Start of RECORDS PROVIDED
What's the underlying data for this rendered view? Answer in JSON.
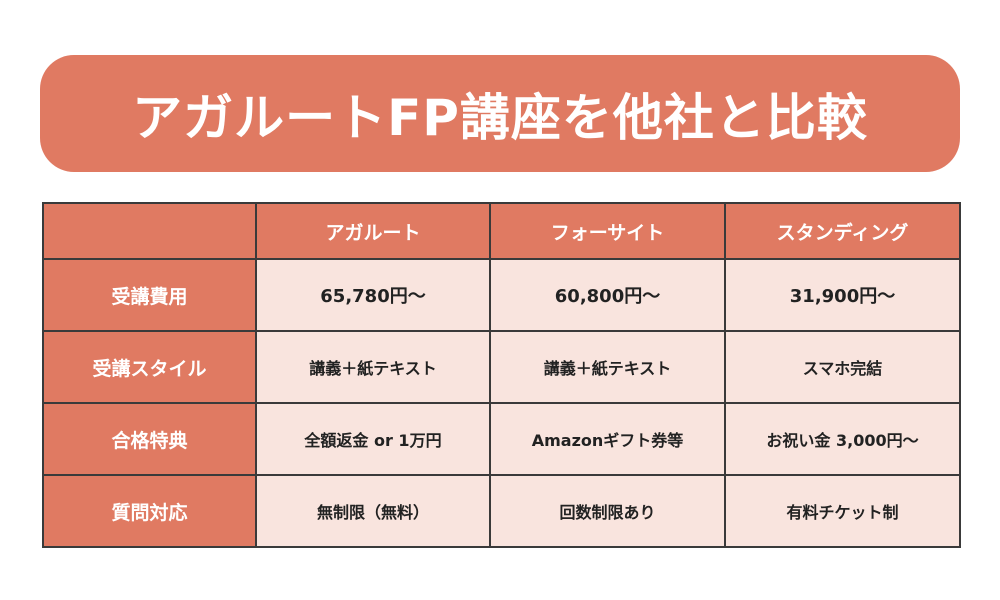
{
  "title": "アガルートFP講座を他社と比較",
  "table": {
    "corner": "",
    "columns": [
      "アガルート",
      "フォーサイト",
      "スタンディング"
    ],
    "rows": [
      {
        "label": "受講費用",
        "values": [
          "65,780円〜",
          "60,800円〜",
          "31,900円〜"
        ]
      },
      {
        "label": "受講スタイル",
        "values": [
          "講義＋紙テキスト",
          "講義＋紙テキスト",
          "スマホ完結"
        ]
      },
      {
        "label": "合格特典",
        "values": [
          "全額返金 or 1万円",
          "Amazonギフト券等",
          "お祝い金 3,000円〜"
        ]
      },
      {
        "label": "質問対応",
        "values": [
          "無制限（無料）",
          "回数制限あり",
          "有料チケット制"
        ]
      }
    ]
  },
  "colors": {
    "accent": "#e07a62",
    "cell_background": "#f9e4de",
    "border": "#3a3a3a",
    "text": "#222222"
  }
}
End of RECORDS PROVIDED
== WHAT YOU HAVE TO DO ==
Lines containing the string "label" are to be selected and copied.

== OUTPUT OF THE TASK ==
        "label": "受講費用",
        "label": "受講スタイル",
        "label": "合格特典",
        "label": "質問対応",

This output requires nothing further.